__PROVIDED RECORDS__.

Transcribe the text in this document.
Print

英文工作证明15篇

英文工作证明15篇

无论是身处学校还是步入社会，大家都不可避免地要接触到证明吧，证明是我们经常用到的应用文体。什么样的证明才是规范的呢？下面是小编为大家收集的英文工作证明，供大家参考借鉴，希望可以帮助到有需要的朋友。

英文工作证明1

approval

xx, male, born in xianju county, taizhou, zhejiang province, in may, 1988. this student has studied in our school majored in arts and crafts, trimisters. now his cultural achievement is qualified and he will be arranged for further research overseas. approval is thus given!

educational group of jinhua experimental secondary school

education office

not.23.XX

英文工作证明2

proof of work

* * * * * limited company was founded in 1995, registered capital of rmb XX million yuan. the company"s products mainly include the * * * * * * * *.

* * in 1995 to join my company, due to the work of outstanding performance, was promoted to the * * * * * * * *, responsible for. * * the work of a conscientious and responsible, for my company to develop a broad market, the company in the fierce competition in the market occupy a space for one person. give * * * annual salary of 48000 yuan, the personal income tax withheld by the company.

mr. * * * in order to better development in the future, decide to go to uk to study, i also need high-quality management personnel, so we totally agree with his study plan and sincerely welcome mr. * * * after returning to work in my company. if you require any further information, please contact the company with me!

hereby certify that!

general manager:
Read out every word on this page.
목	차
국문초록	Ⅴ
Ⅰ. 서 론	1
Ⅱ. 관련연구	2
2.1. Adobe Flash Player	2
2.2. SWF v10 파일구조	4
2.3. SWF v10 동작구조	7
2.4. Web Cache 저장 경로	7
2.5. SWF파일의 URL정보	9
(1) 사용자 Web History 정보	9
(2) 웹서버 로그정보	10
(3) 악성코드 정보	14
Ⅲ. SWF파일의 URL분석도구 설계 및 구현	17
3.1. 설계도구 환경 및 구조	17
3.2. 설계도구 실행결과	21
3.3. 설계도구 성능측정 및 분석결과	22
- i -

__WRITTEN PROBLEM__.
Copy out each record, keeping every word as it is.

__REPLY__.
Transcribe the text in this document.
Print

英文工作证明15篇

英文工作证明15篇

无论是身处学校还是步入社会，大家都不可避免地要接触到证明吧，证明是我们经常用到的应用文体。什么样的证明才是规范的呢？下面是小编为大家收集的英文工作证明，供大家参考借鉴，希望可以帮助到有需要的朋友。

英文工作证明1

approval

xx, male, born in xianju county, taizhou, zhejiang province, in may, 1988. this student has studied in our school majored in arts and crafts, trimisters. now his cultural achievement is qualified and he will be arranged for further research overseas. approval is thus given!

educational group of jinhua experimental secondary school

education office

not.23.XX

英文工作证明2

proof of work

* * * * * limited company was founded in 1995, registered capital of rmb XX million yuan. the company"s products mainly include the * * * * * * * *.

* * in 1995 to join my company, due to the work of outstanding performance, was promoted to the * * * * * * * *, responsible for. * * the work of a conscientious and responsible, for my company to develop a broad market, the company in the fierce competition in the market occupy a space for one person. give * * * annual salary of 48000 yuan, the personal income tax withheld by the company.

mr. * * * in order to better development in the future, decide to go to uk to study, i also need high-quality management personnel, so we totally agree with his study plan and sincerely welcome mr. * * * after returning to work in my company. if you require any further information, please contact the company with me!

hereby certify that!

general manager:
Read out every word on this page.
목	차
국문초록	Ⅴ
Ⅰ. 서 론	1
Ⅱ. 관련연구	2
2.1. Adobe Flash Player	2
2.2. SWF v10 파일구조	4
2.3. SWF v10 동작구조	7
2.4. Web Cache 저장 경로	7
2.5. SWF파일의 URL정보	9
(1) 사용자 Web History 정보	9
(2) 웹서버 로그정보	10
(3) 악성코드 정보	14
Ⅲ. SWF파일의 URL분석도구 설계 및 구현	17
3.1. 설계도구 환경 및 구조	17
3.2. 설계도구 실행결과	21
3.3. 설계도구 성능측정 및 분석결과	22
- i -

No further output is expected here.